[Figure dataset records]
=-=-=-=-=

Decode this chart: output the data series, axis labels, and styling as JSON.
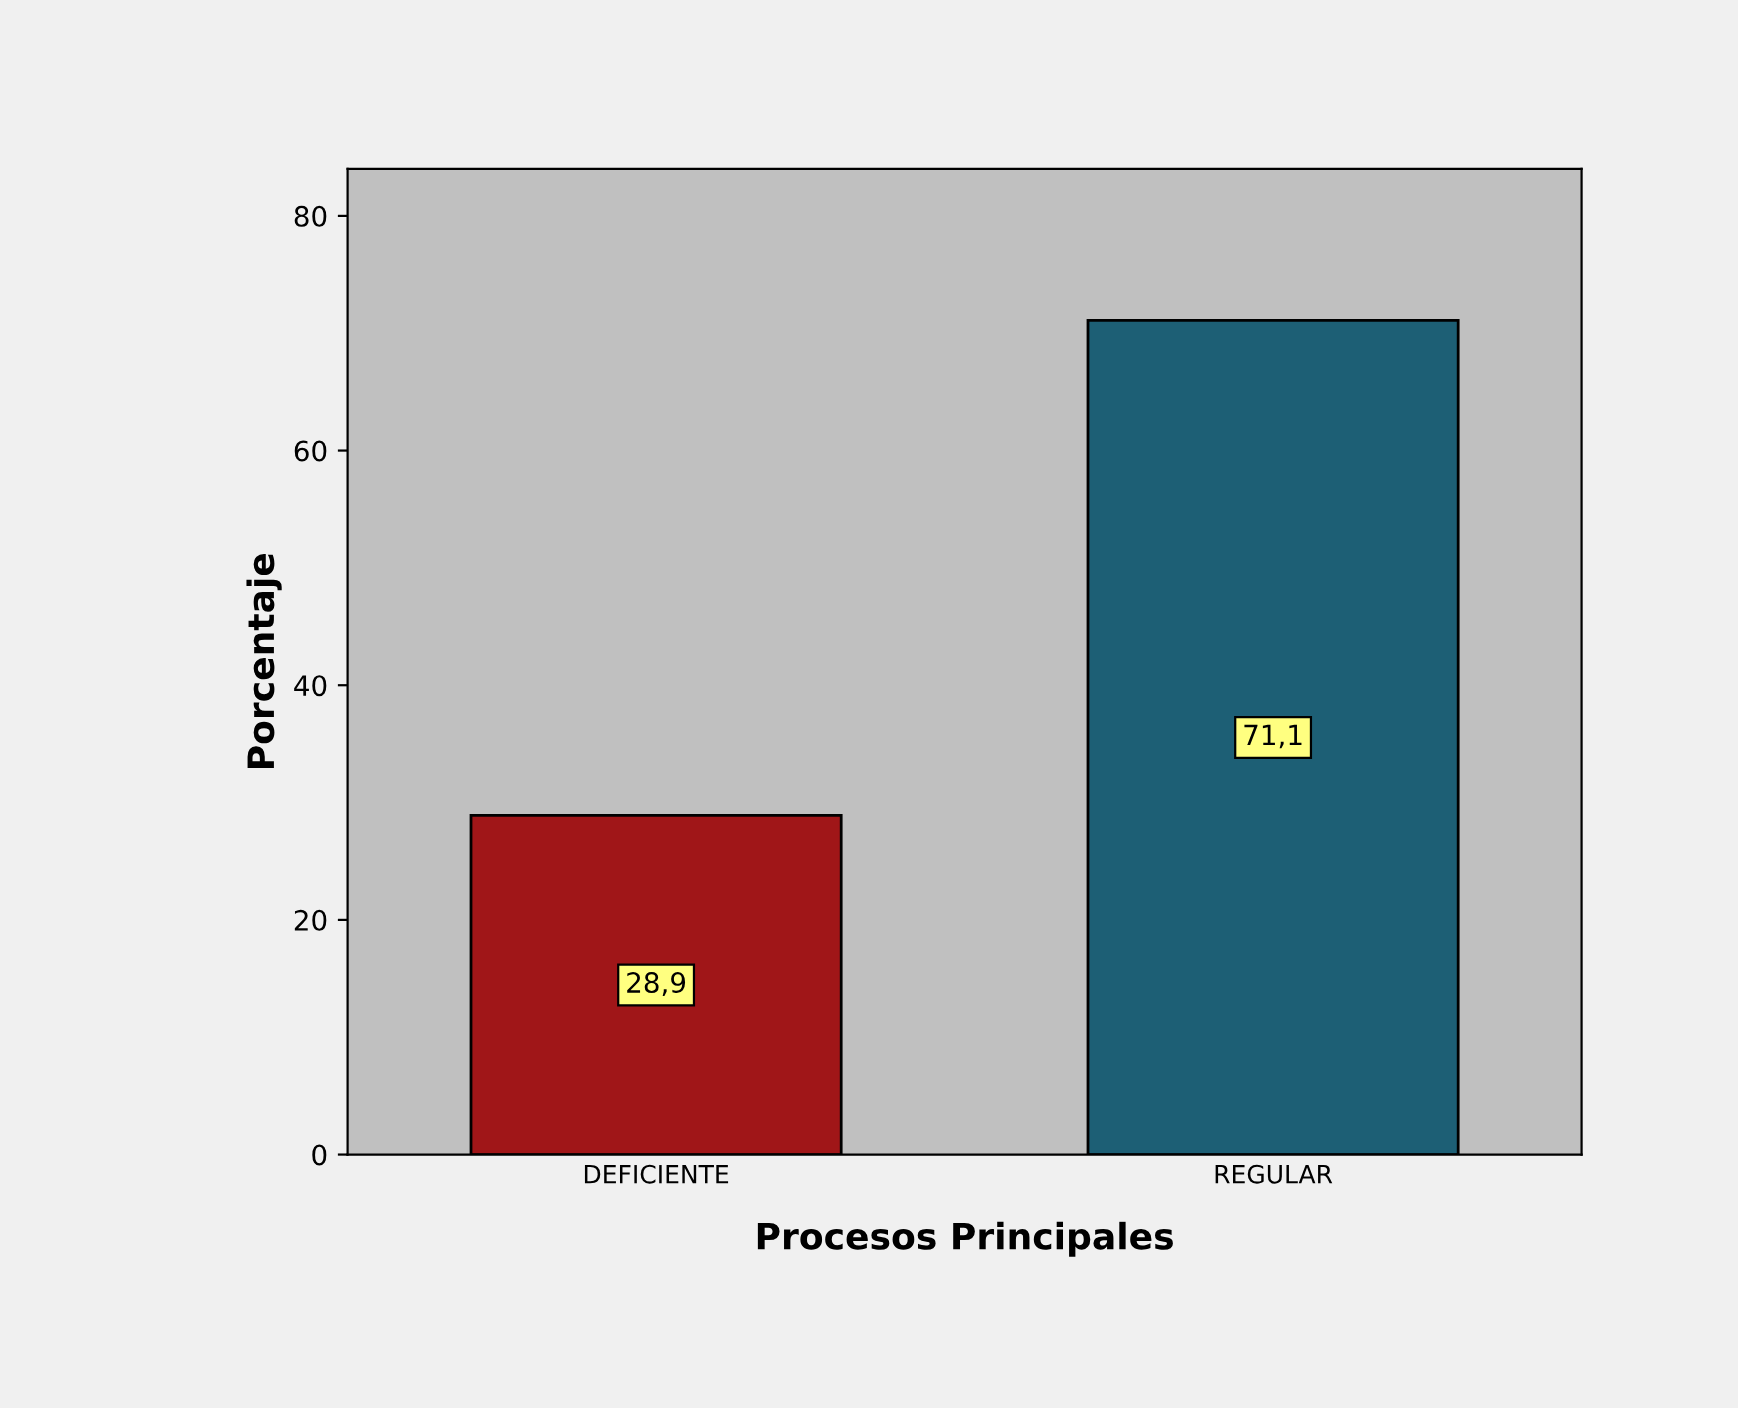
{
  "chart_data": {
    "type": "bar",
    "xlabel": "Procesos Principales",
    "ylabel": "Porcentaje",
    "categories": [
      "DEFICIENTE",
      "REGULAR"
    ],
    "values": [
      28.9,
      71.1
    ],
    "colors": [
      "#a01618",
      "#1d5f75"
    ],
    "value_labels": [
      "28,9",
      "71,1"
    ],
    "ylim": [
      0,
      84
    ],
    "yticks": [
      0,
      20,
      40,
      60,
      80
    ],
    "grid": false,
    "legend": false
  }
}
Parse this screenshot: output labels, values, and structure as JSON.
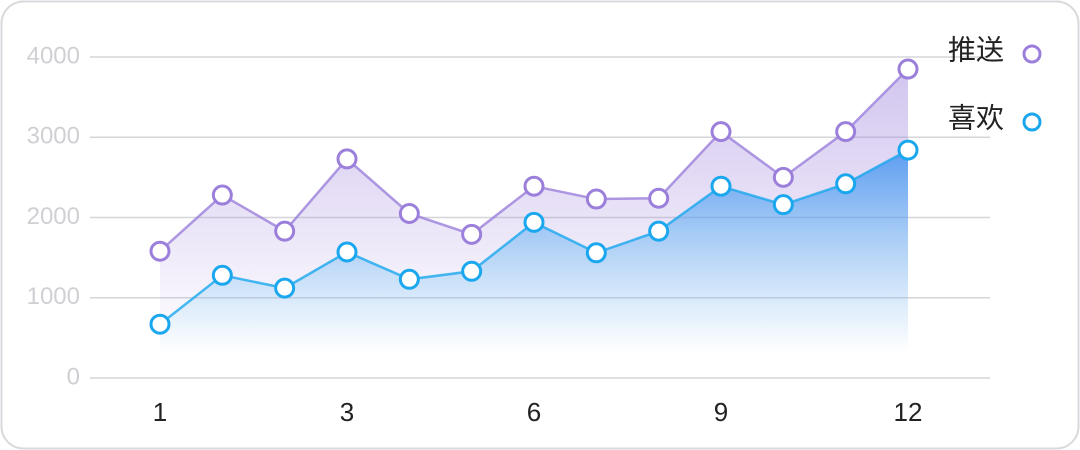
{
  "chart_data": {
    "type": "line",
    "categories": [
      "1",
      null,
      null,
      "3",
      null,
      null,
      "6",
      null,
      null,
      "9",
      null,
      null,
      "12"
    ],
    "series": [
      {
        "name": "推送",
        "color": "#9b7fdb",
        "values": [
          1580,
          2280,
          1830,
          2730,
          2050,
          1790,
          2390,
          2230,
          2240,
          3070,
          2500,
          3070,
          3850
        ]
      },
      {
        "name": "喜欢",
        "color": "#1aa7ee",
        "values": [
          670,
          1280,
          1120,
          1570,
          1230,
          1330,
          1940,
          1560,
          1830,
          2390,
          2160,
          2420,
          2840
        ]
      }
    ],
    "ylim": [
      0,
      4000
    ],
    "yticks": [
      0,
      1000,
      2000,
      3000,
      4000
    ],
    "grid": true,
    "legend": "top-right"
  }
}
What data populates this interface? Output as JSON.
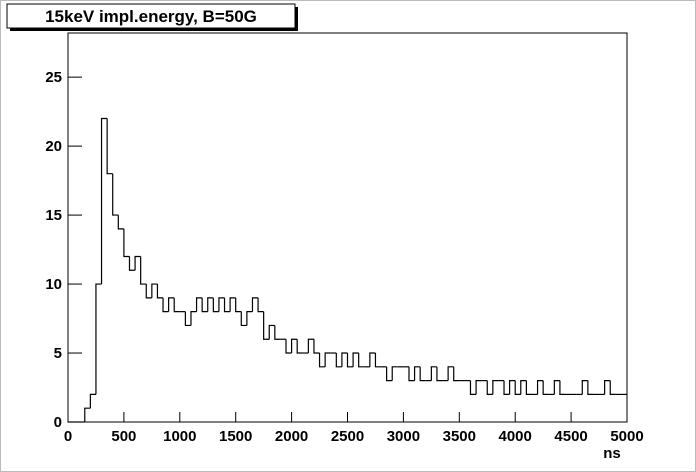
{
  "chart_data": {
    "type": "histogram",
    "title": "15keV impl.energy, B=50G",
    "x_label": "ns",
    "color": "#000000",
    "bins": [
      0,
      50,
      100,
      150,
      200,
      250,
      300,
      350,
      400,
      450,
      500,
      550,
      600,
      650,
      700,
      750,
      800,
      850,
      900,
      950,
      1000,
      1050,
      1100,
      1150,
      1200,
      1250,
      1300,
      1350,
      1400,
      1450,
      1500,
      1550,
      1600,
      1650,
      1700,
      1750,
      1800,
      1850,
      1900,
      1950,
      2000,
      2050,
      2100,
      2150,
      2200,
      2250,
      2300,
      2350,
      2400,
      2450,
      2500,
      2550,
      2600,
      2650,
      2700,
      2750,
      2800,
      2850,
      2900,
      2950,
      3000,
      3050,
      3100,
      3150,
      3200,
      3250,
      3300,
      3350,
      3400,
      3450,
      3500,
      3550,
      3600,
      3650,
      3700,
      3750,
      3800,
      3850,
      3900,
      3950,
      4000,
      4050,
      4100,
      4150,
      4200,
      4250,
      4300,
      4350,
      4400,
      4450,
      4500,
      4550,
      4600,
      4650,
      4700,
      4750,
      4800,
      4850,
      4900,
      4950,
      5000
    ],
    "counts": [
      0,
      0,
      0,
      1,
      2,
      10,
      22,
      18,
      15,
      14,
      12,
      11,
      12,
      10,
      9,
      10,
      9,
      8,
      9,
      8,
      8,
      7,
      8,
      9,
      8,
      9,
      8,
      9,
      8,
      9,
      8,
      7,
      8,
      9,
      8,
      6,
      7,
      6,
      6,
      5,
      6,
      5,
      5,
      6,
      5,
      4,
      5,
      5,
      4,
      5,
      4,
      5,
      4,
      4,
      5,
      4,
      4,
      3,
      4,
      4,
      4,
      3,
      4,
      3,
      3,
      4,
      3,
      3,
      4,
      3,
      3,
      3,
      2,
      3,
      3,
      2,
      3,
      3,
      2,
      3,
      2,
      3,
      2,
      2,
      3,
      2,
      2,
      3,
      2,
      2,
      2,
      2,
      3,
      2,
      2,
      2,
      3,
      2,
      2,
      2
    ],
    "xlim": [
      0,
      5000
    ],
    "xticks": [
      0,
      500,
      1000,
      1500,
      2000,
      2500,
      3000,
      3500,
      4000,
      4500,
      5000
    ],
    "ylim": [
      0,
      28.2
    ],
    "yticks": [
      0,
      5,
      10,
      15,
      20,
      25
    ]
  }
}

=-=-=-=-=

• WHAT IS NEEDED: All the records above need to be given again word for word. Skip the pictures.

• RESULT FOR THIS TASK:
Decode this chart: output the data series, axis labels, and styling as JSON.
{
  "chart_data": {
    "type": "bar",
    "xlabel": "Procesos Principales",
    "ylabel": "Porcentaje",
    "categories": [
      "DEFICIENTE",
      "REGULAR"
    ],
    "values": [
      28.9,
      71.1
    ],
    "colors": [
      "#a01618",
      "#1d5f75"
    ],
    "value_labels": [
      "28,9",
      "71,1"
    ],
    "ylim": [
      0,
      84
    ],
    "yticks": [
      0,
      20,
      40,
      60,
      80
    ],
    "grid": false,
    "legend": false
  }
}
Parse this screenshot: output labels, values, and structure as JSON.
{
  "chart_data": {
    "type": "line",
    "categories": [
      "1",
      null,
      null,
      "3",
      null,
      null,
      "6",
      null,
      null,
      "9",
      null,
      null,
      "12"
    ],
    "series": [
      {
        "name": "推送",
        "color": "#9b7fdb",
        "values": [
          1580,
          2280,
          1830,
          2730,
          2050,
          1790,
          2390,
          2230,
          2240,
          3070,
          2500,
          3070,
          3850
        ]
      },
      {
        "name": "喜欢",
        "color": "#1aa7ee",
        "values": [
          670,
          1280,
          1120,
          1570,
          1230,
          1330,
          1940,
          1560,
          1830,
          2390,
          2160,
          2420,
          2840
        ]
      }
    ],
    "ylim": [
      0,
      4000
    ],
    "yticks": [
      0,
      1000,
      2000,
      3000,
      4000
    ],
    "grid": true,
    "legend": "top-right"
  }
}
What data populates this interface? Output as JSON.
{
  "chart_data": {
    "type": "histogram",
    "title": "15keV impl.energy, B=50G",
    "x_label": "ns",
    "color": "#000000",
    "bins": [
      0,
      50,
      100,
      150,
      200,
      250,
      300,
      350,
      400,
      450,
      500,
      550,
      600,
      650,
      700,
      750,
      800,
      850,
      900,
      950,
      1000,
      1050,
      1100,
      1150,
      1200,
      1250,
      1300,
      1350,
      1400,
      1450,
      1500,
      1550,
      1600,
      1650,
      1700,
      1750,
      1800,
      1850,
      1900,
      1950,
      2000,
      2050,
      2100,
      2150,
      2200,
      2250,
      2300,
      2350,
      2400,
      2450,
      2500,
      2550,
      2600,
      2650,
      2700,
      2750,
      2800,
      2850,
      2900,
      2950,
      3000,
      3050,
      3100,
      3150,
      3200,
      3250,
      3300,
      3350,
      3400,
      3450,
      3500,
      3550,
      3600,
      3650,
      3700,
      3750,
      3800,
      3850,
      3900,
      3950,
      4000,
      4050,
      4100,
      4150,
      4200,
      4250,
      4300,
      4350,
      4400,
      4450,
      4500,
      4550,
      4600,
      4650,
      4700,
      4750,
      4800,
      4850,
      4900,
      4950,
      5000
    ],
    "counts": [
      0,
      0,
      0,
      1,
      2,
      10,
      22,
      18,
      15,
      14,
      12,
      11,
      12,
      10,
      9,
      10,
      9,
      8,
      9,
      8,
      8,
      7,
      8,
      9,
      8,
      9,
      8,
      9,
      8,
      9,
      8,
      7,
      8,
      9,
      8,
      6,
      7,
      6,
      6,
      5,
      6,
      5,
      5,
      6,
      5,
      4,
      5,
      5,
      4,
      5,
      4,
      5,
      4,
      4,
      5,
      4,
      4,
      3,
      4,
      4,
      4,
      3,
      4,
      3,
      3,
      4,
      3,
      3,
      4,
      3,
      3,
      3,
      2,
      3,
      3,
      2,
      3,
      3,
      2,
      3,
      2,
      3,
      2,
      2,
      3,
      2,
      2,
      3,
      2,
      2,
      2,
      2,
      3,
      2,
      2,
      2,
      3,
      2,
      2,
      2
    ],
    "xlim": [
      0,
      5000
    ],
    "xticks": [
      0,
      500,
      1000,
      1500,
      2000,
      2500,
      3000,
      3500,
      4000,
      4500,
      5000
    ],
    "ylim": [
      0,
      28.2
    ],
    "yticks": [
      0,
      5,
      10,
      15,
      20,
      25
    ]
  }
}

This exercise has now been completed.